» Task to complete
Set out every line bearing the string "HBAS".

* Begin Supplied entries *

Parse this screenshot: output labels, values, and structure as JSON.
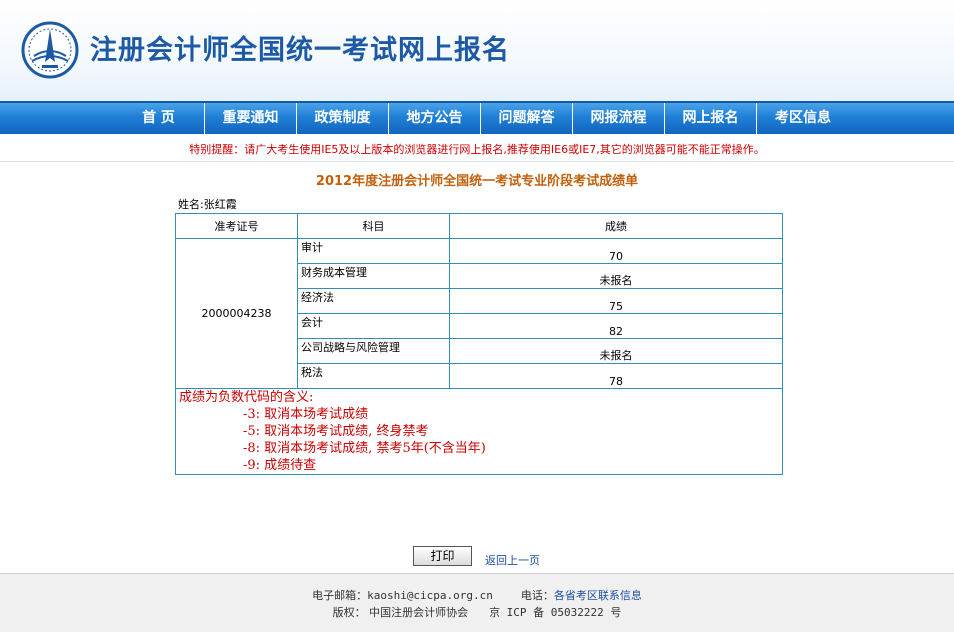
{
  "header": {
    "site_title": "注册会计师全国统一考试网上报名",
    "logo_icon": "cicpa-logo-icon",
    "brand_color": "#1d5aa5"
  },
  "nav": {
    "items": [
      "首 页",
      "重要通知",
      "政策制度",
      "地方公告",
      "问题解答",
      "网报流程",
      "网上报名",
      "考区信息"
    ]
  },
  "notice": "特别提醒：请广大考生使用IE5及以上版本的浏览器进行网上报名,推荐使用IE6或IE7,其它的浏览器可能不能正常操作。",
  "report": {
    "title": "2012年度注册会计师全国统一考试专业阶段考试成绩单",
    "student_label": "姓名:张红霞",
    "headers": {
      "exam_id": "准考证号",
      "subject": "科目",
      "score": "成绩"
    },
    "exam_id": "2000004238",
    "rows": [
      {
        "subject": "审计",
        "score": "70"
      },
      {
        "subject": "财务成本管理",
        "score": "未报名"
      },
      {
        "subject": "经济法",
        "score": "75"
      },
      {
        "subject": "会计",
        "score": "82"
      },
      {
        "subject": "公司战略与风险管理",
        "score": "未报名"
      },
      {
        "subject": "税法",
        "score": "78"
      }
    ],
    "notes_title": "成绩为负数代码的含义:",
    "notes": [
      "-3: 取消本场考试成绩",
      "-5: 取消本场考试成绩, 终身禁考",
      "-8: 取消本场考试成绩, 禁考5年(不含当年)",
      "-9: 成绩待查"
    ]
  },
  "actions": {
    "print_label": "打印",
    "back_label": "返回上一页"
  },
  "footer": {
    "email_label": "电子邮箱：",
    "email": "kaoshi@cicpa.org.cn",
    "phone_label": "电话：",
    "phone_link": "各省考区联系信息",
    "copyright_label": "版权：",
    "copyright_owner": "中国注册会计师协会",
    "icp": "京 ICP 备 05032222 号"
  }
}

* End Supplied entries *
* Begin Supplied entries *

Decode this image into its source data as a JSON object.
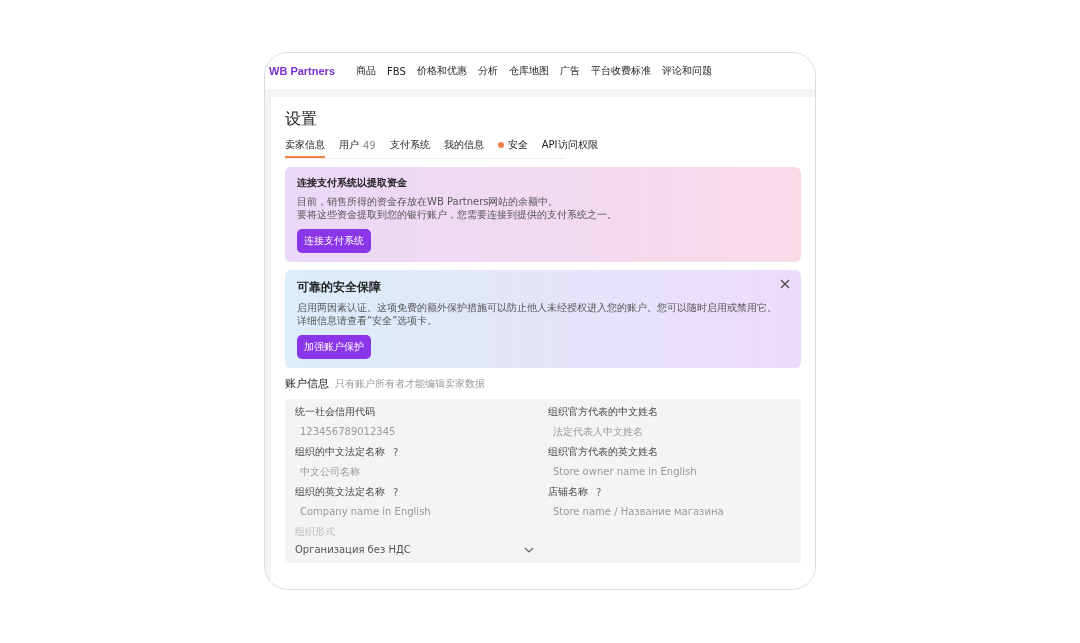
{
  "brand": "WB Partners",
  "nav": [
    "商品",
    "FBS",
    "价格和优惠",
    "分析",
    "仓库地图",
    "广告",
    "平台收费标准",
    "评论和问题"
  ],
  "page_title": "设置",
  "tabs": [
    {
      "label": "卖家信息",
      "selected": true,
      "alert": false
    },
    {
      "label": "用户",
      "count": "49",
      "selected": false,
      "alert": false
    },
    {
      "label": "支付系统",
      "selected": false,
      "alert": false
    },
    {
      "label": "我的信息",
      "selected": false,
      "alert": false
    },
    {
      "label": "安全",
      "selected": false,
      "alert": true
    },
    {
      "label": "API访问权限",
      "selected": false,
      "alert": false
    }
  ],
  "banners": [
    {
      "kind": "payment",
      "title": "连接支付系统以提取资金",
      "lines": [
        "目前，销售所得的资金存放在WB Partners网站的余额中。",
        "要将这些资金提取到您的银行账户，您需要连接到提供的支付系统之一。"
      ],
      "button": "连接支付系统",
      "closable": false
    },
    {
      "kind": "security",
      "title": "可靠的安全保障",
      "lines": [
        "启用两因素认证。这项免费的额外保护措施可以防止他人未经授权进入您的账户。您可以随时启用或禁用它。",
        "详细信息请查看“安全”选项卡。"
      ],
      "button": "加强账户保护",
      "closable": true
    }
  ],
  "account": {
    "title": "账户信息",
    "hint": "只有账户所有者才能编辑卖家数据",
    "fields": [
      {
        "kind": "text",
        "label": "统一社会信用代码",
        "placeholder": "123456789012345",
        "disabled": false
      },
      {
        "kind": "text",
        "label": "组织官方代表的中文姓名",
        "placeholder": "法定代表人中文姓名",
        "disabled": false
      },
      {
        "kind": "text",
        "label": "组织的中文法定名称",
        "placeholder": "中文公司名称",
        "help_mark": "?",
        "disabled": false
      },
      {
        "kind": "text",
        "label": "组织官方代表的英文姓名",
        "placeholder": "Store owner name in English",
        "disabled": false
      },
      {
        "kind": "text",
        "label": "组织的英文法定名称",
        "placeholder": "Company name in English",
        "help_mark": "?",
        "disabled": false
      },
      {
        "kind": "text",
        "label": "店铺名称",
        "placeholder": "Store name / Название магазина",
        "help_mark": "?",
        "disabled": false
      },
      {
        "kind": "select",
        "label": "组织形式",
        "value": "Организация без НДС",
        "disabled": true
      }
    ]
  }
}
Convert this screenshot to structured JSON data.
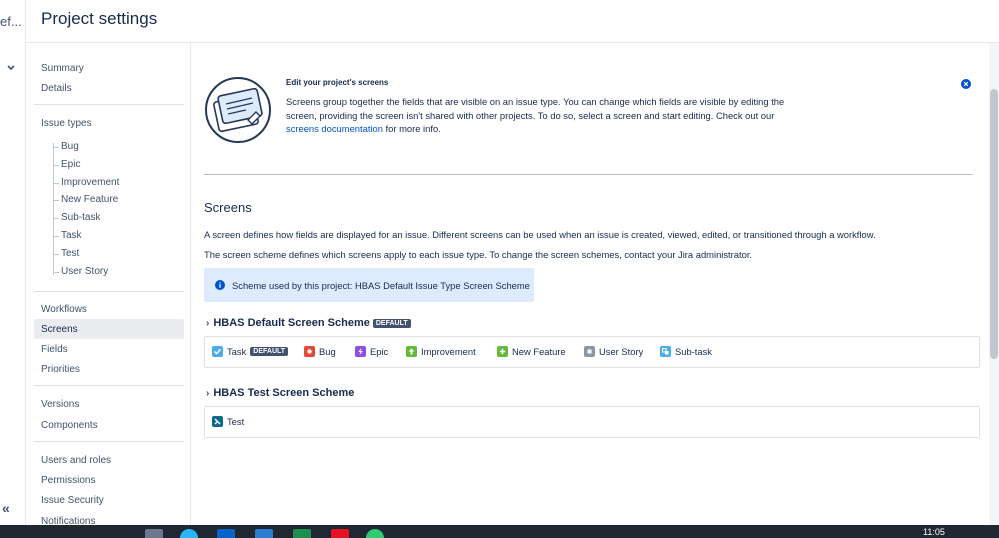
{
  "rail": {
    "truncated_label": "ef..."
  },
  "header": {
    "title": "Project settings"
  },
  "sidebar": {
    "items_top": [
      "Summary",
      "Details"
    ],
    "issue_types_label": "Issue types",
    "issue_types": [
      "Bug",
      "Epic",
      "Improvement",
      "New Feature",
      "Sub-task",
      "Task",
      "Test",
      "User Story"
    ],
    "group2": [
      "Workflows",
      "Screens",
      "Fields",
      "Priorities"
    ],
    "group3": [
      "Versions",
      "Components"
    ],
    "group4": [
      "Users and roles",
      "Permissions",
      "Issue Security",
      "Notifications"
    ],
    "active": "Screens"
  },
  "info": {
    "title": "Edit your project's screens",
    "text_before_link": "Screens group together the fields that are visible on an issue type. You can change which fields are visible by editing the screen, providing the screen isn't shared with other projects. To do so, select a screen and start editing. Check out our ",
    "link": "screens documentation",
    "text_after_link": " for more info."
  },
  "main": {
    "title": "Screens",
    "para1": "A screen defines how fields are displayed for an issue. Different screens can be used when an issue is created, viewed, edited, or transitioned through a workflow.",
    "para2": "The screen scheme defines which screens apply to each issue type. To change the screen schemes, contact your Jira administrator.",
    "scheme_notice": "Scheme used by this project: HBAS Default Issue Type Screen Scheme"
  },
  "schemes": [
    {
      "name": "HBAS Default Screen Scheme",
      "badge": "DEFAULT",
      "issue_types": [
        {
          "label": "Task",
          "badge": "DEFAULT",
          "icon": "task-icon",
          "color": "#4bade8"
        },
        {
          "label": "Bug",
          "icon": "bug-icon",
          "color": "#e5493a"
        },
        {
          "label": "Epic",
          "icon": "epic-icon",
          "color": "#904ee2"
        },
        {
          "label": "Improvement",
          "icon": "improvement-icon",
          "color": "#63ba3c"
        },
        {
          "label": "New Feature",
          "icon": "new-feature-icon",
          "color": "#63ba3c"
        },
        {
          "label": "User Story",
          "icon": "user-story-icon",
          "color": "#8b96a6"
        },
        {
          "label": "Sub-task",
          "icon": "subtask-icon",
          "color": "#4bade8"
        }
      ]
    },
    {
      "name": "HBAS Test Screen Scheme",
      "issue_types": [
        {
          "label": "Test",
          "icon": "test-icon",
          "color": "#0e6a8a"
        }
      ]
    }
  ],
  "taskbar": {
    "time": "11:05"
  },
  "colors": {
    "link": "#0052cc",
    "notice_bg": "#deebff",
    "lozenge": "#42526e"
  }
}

* End Supplied entries *
* Begin Supplied entries *

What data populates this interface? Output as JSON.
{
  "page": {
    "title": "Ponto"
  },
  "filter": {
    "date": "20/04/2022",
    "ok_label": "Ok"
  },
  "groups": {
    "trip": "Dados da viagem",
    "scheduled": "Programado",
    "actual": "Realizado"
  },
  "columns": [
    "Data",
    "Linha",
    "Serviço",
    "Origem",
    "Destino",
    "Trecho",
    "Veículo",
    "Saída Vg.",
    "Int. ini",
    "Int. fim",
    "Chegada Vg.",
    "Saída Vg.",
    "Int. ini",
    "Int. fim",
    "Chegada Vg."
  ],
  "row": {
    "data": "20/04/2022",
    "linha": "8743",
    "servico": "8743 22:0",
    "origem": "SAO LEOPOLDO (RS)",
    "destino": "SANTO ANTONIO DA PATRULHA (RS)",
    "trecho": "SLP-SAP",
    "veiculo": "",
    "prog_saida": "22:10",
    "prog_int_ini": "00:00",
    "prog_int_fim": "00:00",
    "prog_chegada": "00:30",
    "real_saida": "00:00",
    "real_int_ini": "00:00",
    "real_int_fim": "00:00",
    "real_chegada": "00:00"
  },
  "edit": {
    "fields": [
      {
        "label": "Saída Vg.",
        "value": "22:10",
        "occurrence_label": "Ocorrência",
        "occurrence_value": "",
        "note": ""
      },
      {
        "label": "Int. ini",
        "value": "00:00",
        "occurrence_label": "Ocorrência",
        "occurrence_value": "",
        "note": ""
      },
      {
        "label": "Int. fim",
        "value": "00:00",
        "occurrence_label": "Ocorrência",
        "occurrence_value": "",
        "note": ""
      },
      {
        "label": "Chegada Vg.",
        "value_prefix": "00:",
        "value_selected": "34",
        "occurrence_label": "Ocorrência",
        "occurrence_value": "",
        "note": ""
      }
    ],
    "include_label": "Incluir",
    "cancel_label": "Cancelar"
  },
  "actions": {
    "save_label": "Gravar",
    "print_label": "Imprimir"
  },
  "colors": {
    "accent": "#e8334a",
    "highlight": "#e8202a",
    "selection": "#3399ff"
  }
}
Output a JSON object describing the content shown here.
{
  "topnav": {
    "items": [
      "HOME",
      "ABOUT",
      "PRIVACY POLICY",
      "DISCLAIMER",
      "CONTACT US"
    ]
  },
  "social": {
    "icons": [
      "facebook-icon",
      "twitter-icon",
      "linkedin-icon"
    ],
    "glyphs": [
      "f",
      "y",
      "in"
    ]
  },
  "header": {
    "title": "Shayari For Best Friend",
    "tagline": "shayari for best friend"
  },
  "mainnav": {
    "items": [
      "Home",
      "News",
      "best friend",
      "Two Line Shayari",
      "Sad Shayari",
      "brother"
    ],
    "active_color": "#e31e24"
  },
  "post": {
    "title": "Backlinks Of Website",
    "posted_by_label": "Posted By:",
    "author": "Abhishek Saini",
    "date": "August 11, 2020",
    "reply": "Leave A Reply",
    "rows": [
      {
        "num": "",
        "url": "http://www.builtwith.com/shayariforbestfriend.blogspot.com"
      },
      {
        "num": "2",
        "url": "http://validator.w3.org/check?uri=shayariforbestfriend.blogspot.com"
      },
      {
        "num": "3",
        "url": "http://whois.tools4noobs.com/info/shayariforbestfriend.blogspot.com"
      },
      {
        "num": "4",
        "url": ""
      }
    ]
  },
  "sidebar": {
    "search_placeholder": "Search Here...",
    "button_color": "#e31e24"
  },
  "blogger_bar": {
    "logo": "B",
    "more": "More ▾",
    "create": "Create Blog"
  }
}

* End Supplied entries *

» Answer in full
    "scheme_notice": "Scheme used by this project: HBAS Default Issue Type Screen Scheme"
      "name": "HBAS Default Screen Scheme",
      "name": "HBAS Test Screen Scheme",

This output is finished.